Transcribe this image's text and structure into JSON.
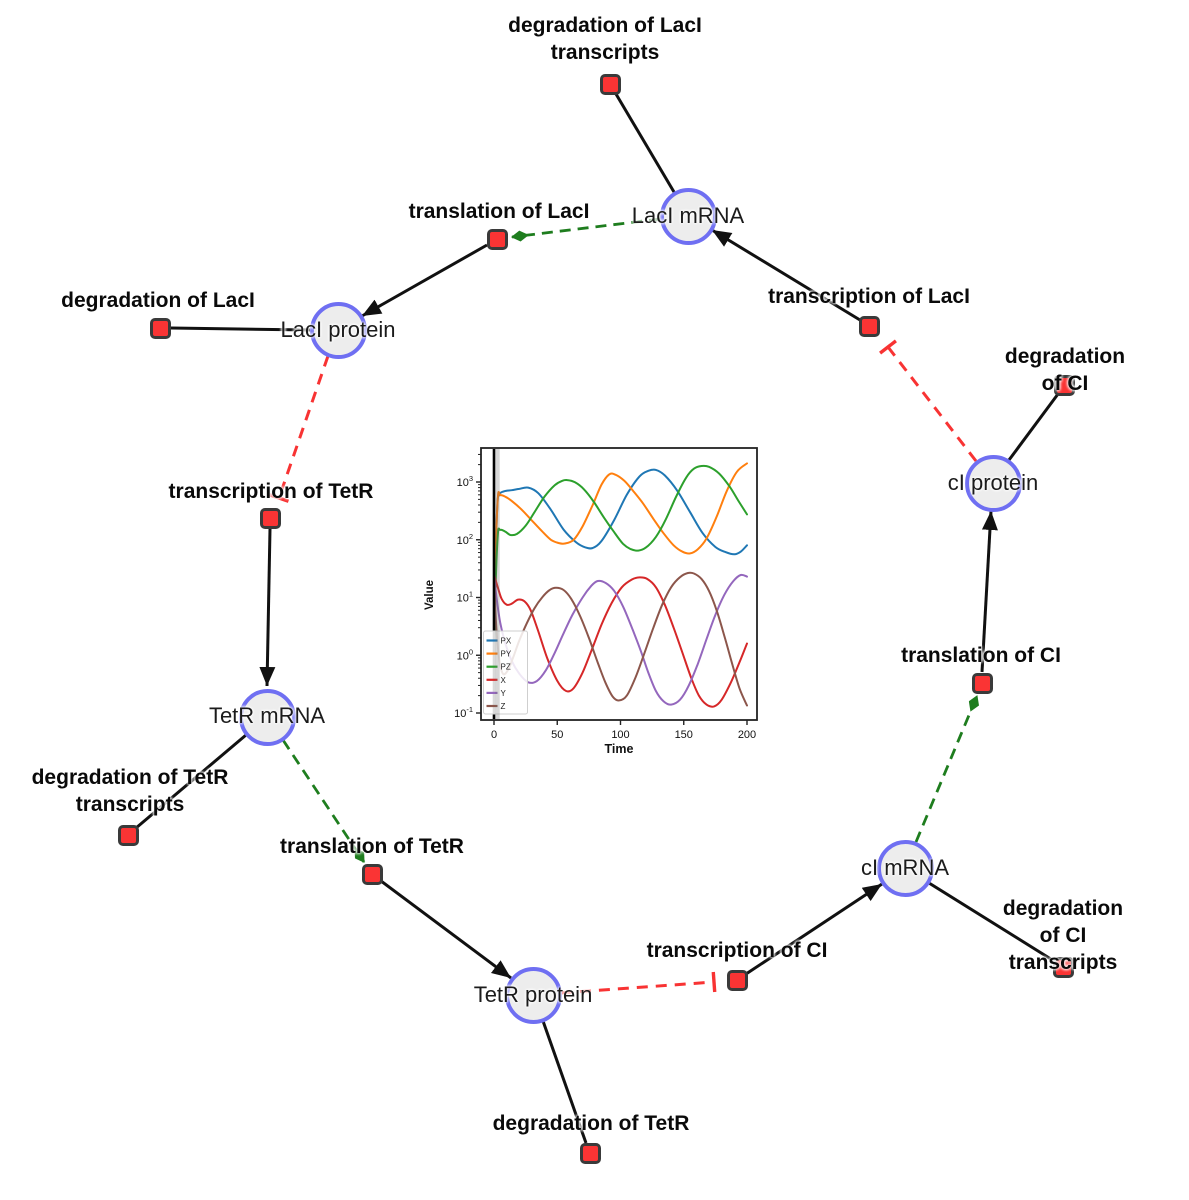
{
  "diagram": {
    "species_nodes": [
      {
        "id": "laci-mrna",
        "label": "LacI mRNA"
      },
      {
        "id": "laci-protein",
        "label": "LacI protein"
      },
      {
        "id": "tetr-mrna",
        "label": "TetR mRNA"
      },
      {
        "id": "tetr-protein",
        "label": "TetR protein"
      },
      {
        "id": "ci-mrna",
        "label": "cI mRNA"
      },
      {
        "id": "ci-protein",
        "label": "cI protein"
      }
    ],
    "reaction_nodes": [
      {
        "id": "degradation-of-laci-transcripts",
        "label": "degradation of LacI\ntranscripts"
      },
      {
        "id": "translation-of-laci",
        "label": "translation of LacI"
      },
      {
        "id": "transcription-of-laci",
        "label": "transcription of LacI"
      },
      {
        "id": "degradation-of-laci",
        "label": "degradation of LacI"
      },
      {
        "id": "transcription-of-tetr",
        "label": "transcription of TetR"
      },
      {
        "id": "degradation-of-ci",
        "label": "degradation of CI"
      },
      {
        "id": "translation-of-ci",
        "label": "translation of CI"
      },
      {
        "id": "degradation-of-tetr-transcripts",
        "label": "degradation of TetR\ntranscripts"
      },
      {
        "id": "translation-of-tetr",
        "label": "translation of TetR"
      },
      {
        "id": "transcription-of-ci",
        "label": "transcription of CI"
      },
      {
        "id": "degradation-of-ci-transcripts",
        "label": "degradation of CI\ntranscripts"
      },
      {
        "id": "degradation-of-tetr",
        "label": "degradation of TetR"
      }
    ],
    "edges": [
      {
        "from": "laci-mrna",
        "to": "degradation-of-laci-transcripts",
        "type": "consumption"
      },
      {
        "from": "laci-protein",
        "to": "degradation-of-laci",
        "type": "consumption"
      },
      {
        "from": "tetr-mrna",
        "to": "degradation-of-tetr-transcripts",
        "type": "consumption"
      },
      {
        "from": "tetr-protein",
        "to": "degradation-of-tetr",
        "type": "consumption"
      },
      {
        "from": "ci-mrna",
        "to": "degradation-of-ci-transcripts",
        "type": "consumption"
      },
      {
        "from": "ci-protein",
        "to": "degradation-of-ci",
        "type": "consumption"
      },
      {
        "from": "translation-of-laci",
        "to": "laci-protein",
        "type": "production"
      },
      {
        "from": "transcription-of-laci",
        "to": "laci-mrna",
        "type": "production"
      },
      {
        "from": "transcription-of-tetr",
        "to": "tetr-mrna",
        "type": "production"
      },
      {
        "from": "translation-of-tetr",
        "to": "tetr-protein",
        "type": "production"
      },
      {
        "from": "transcription-of-ci",
        "to": "ci-mrna",
        "type": "production"
      },
      {
        "from": "translation-of-ci",
        "to": "ci-protein",
        "type": "production"
      },
      {
        "from": "laci-mrna",
        "to": "translation-of-laci",
        "type": "modifier"
      },
      {
        "from": "tetr-mrna",
        "to": "translation-of-tetr",
        "type": "modifier"
      },
      {
        "from": "ci-mrna",
        "to": "translation-of-ci",
        "type": "modifier"
      },
      {
        "from": "laci-protein",
        "to": "transcription-of-tetr",
        "type": "inhibition"
      },
      {
        "from": "tetr-protein",
        "to": "transcription-of-ci",
        "type": "inhibition"
      },
      {
        "from": "ci-protein",
        "to": "transcription-of-laci",
        "type": "inhibition"
      }
    ],
    "style": {
      "species_fill": "#ededed",
      "species_border": "#6f6ff2",
      "reaction_fill": "#fa3434",
      "reaction_border": "#3a3a3a",
      "edge_black": "#111111",
      "edge_modifier_green": "#1e7d1e",
      "edge_inhibition_red": "#f83333"
    }
  },
  "chart_data": {
    "type": "line",
    "title": "",
    "xlabel": "Time",
    "ylabel": "Value",
    "x_range": [
      0,
      200
    ],
    "xticks": [
      0,
      50,
      100,
      150,
      200
    ],
    "yscale": "log",
    "ylim": [
      0.076,
      3700
    ],
    "ytick_exponents": [
      3,
      2,
      1,
      0,
      -1
    ],
    "grid": false,
    "legend_position": "lower left",
    "vline_at_x": 0,
    "series": [
      {
        "name": "PX",
        "color": "#1f77b4",
        "points": [
          [
            0,
            0.2
          ],
          [
            1,
            20
          ],
          [
            2.5,
            350
          ],
          [
            4,
            600
          ],
          [
            8,
            690
          ],
          [
            14,
            720
          ],
          [
            20,
            760
          ],
          [
            27,
            800
          ],
          [
            35,
            640
          ],
          [
            45,
            330
          ],
          [
            55,
            150
          ],
          [
            65,
            90
          ],
          [
            72,
            74
          ],
          [
            78,
            72
          ],
          [
            85,
            95
          ],
          [
            95,
            220
          ],
          [
            105,
            600
          ],
          [
            115,
            1250
          ],
          [
            122,
            1560
          ],
          [
            128,
            1620
          ],
          [
            135,
            1300
          ],
          [
            145,
            700
          ],
          [
            155,
            300
          ],
          [
            165,
            130
          ],
          [
            175,
            75
          ],
          [
            183,
            61
          ],
          [
            190,
            56
          ],
          [
            195,
            62
          ],
          [
            200,
            80
          ]
        ]
      },
      {
        "name": "PY",
        "color": "#ff7f0e",
        "points": [
          [
            0,
            0.3
          ],
          [
            1,
            30
          ],
          [
            3,
            520
          ],
          [
            5,
            590
          ],
          [
            9,
            555
          ],
          [
            14,
            470
          ],
          [
            22,
            330
          ],
          [
            30,
            215
          ],
          [
            38,
            140
          ],
          [
            45,
            100
          ],
          [
            51,
            88
          ],
          [
            56,
            86
          ],
          [
            63,
            100
          ],
          [
            70,
            170
          ],
          [
            78,
            400
          ],
          [
            85,
            900
          ],
          [
            91,
            1350
          ],
          [
            96,
            1340
          ],
          [
            103,
            1050
          ],
          [
            110,
            700
          ],
          [
            118,
            420
          ],
          [
            126,
            230
          ],
          [
            134,
            130
          ],
          [
            142,
            80
          ],
          [
            149,
            62
          ],
          [
            155,
            58
          ],
          [
            161,
            68
          ],
          [
            168,
            105
          ],
          [
            176,
            250
          ],
          [
            184,
            700
          ],
          [
            192,
            1500
          ],
          [
            200,
            2100
          ]
        ]
      },
      {
        "name": "PZ",
        "color": "#2ca02c",
        "points": [
          [
            0,
            0.5
          ],
          [
            1,
            10
          ],
          [
            3,
            120
          ],
          [
            5,
            148
          ],
          [
            9,
            138
          ],
          [
            13,
            121
          ],
          [
            18,
            126
          ],
          [
            25,
            175
          ],
          [
            32,
            300
          ],
          [
            40,
            560
          ],
          [
            48,
            880
          ],
          [
            54,
            1050
          ],
          [
            58,
            1080
          ],
          [
            64,
            990
          ],
          [
            71,
            750
          ],
          [
            79,
            450
          ],
          [
            87,
            240
          ],
          [
            95,
            135
          ],
          [
            102,
            85
          ],
          [
            108,
            69
          ],
          [
            114,
            65
          ],
          [
            120,
            73
          ],
          [
            128,
            112
          ],
          [
            136,
            230
          ],
          [
            144,
            560
          ],
          [
            152,
            1200
          ],
          [
            158,
            1700
          ],
          [
            164,
            1890
          ],
          [
            170,
            1830
          ],
          [
            178,
            1400
          ],
          [
            186,
            850
          ],
          [
            193,
            480
          ],
          [
            200,
            275
          ]
        ]
      },
      {
        "name": "X",
        "color": "#d62728",
        "points": [
          [
            0,
            25
          ],
          [
            3,
            15
          ],
          [
            6,
            9.5
          ],
          [
            10,
            7.5
          ],
          [
            14,
            7.8
          ],
          [
            19,
            9.2
          ],
          [
            24,
            8.6
          ],
          [
            29,
            6
          ],
          [
            35,
            2.6
          ],
          [
            42,
            0.9
          ],
          [
            50,
            0.36
          ],
          [
            57,
            0.24
          ],
          [
            63,
            0.27
          ],
          [
            70,
            0.5
          ],
          [
            77,
            1.2
          ],
          [
            85,
            3.4
          ],
          [
            93,
            8
          ],
          [
            101,
            15
          ],
          [
            109,
            20.5
          ],
          [
            115,
            22.3
          ],
          [
            121,
            21
          ],
          [
            128,
            15
          ],
          [
            135,
            7.5
          ],
          [
            142,
            3
          ],
          [
            149,
            1.1
          ],
          [
            156,
            0.4
          ],
          [
            162,
            0.2
          ],
          [
            168,
            0.14
          ],
          [
            174,
            0.13
          ],
          [
            180,
            0.17
          ],
          [
            187,
            0.33
          ],
          [
            194,
            0.75
          ],
          [
            200,
            1.6
          ]
        ]
      },
      {
        "name": "Y",
        "color": "#9467bd",
        "points": [
          [
            0,
            25
          ],
          [
            2,
            10
          ],
          [
            5,
            3.6
          ],
          [
            9,
            1.6
          ],
          [
            14,
            0.8
          ],
          [
            20,
            0.48
          ],
          [
            27,
            0.34
          ],
          [
            34,
            0.36
          ],
          [
            41,
            0.55
          ],
          [
            48,
            1.1
          ],
          [
            55,
            2.4
          ],
          [
            62,
            5
          ],
          [
            70,
            10
          ],
          [
            77,
            16
          ],
          [
            82,
            19.3
          ],
          [
            88,
            18
          ],
          [
            95,
            13
          ],
          [
            102,
            7
          ],
          [
            109,
            3
          ],
          [
            116,
            1.2
          ],
          [
            122,
            0.5
          ],
          [
            128,
            0.24
          ],
          [
            134,
            0.16
          ],
          [
            140,
            0.14
          ],
          [
            147,
            0.17
          ],
          [
            154,
            0.3
          ],
          [
            161,
            0.7
          ],
          [
            168,
            1.9
          ],
          [
            175,
            5
          ],
          [
            182,
            11
          ],
          [
            189,
            19
          ],
          [
            195,
            24.5
          ],
          [
            200,
            23
          ]
        ]
      },
      {
        "name": "Z",
        "color": "#8c564b",
        "points": [
          [
            0,
            25
          ],
          [
            1.5,
            4
          ],
          [
            4,
            0.9
          ],
          [
            7,
            0.48
          ],
          [
            11,
            0.55
          ],
          [
            15,
            0.9
          ],
          [
            20,
            1.8
          ],
          [
            26,
            3.6
          ],
          [
            32,
            6.5
          ],
          [
            38,
            10
          ],
          [
            44,
            13.5
          ],
          [
            49,
            14.8
          ],
          [
            55,
            13.5
          ],
          [
            61,
            9.5
          ],
          [
            68,
            4.8
          ],
          [
            75,
            2
          ],
          [
            82,
            0.75
          ],
          [
            88,
            0.34
          ],
          [
            94,
            0.19
          ],
          [
            99,
            0.165
          ],
          [
            105,
            0.2
          ],
          [
            112,
            0.42
          ],
          [
            119,
            1.1
          ],
          [
            126,
            3
          ],
          [
            133,
            7.5
          ],
          [
            140,
            15
          ],
          [
            147,
            22.5
          ],
          [
            153,
            26.5
          ],
          [
            158,
            26
          ],
          [
            164,
            21
          ],
          [
            170,
            13
          ],
          [
            176,
            6
          ],
          [
            182,
            2.2
          ],
          [
            188,
            0.75
          ],
          [
            194,
            0.27
          ],
          [
            200,
            0.135
          ]
        ]
      }
    ]
  }
}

YOUR INSTRUCTIONS: Return only the number of lines in the data that hold the string "ntranscripts".

OUTPUT BELOW: 3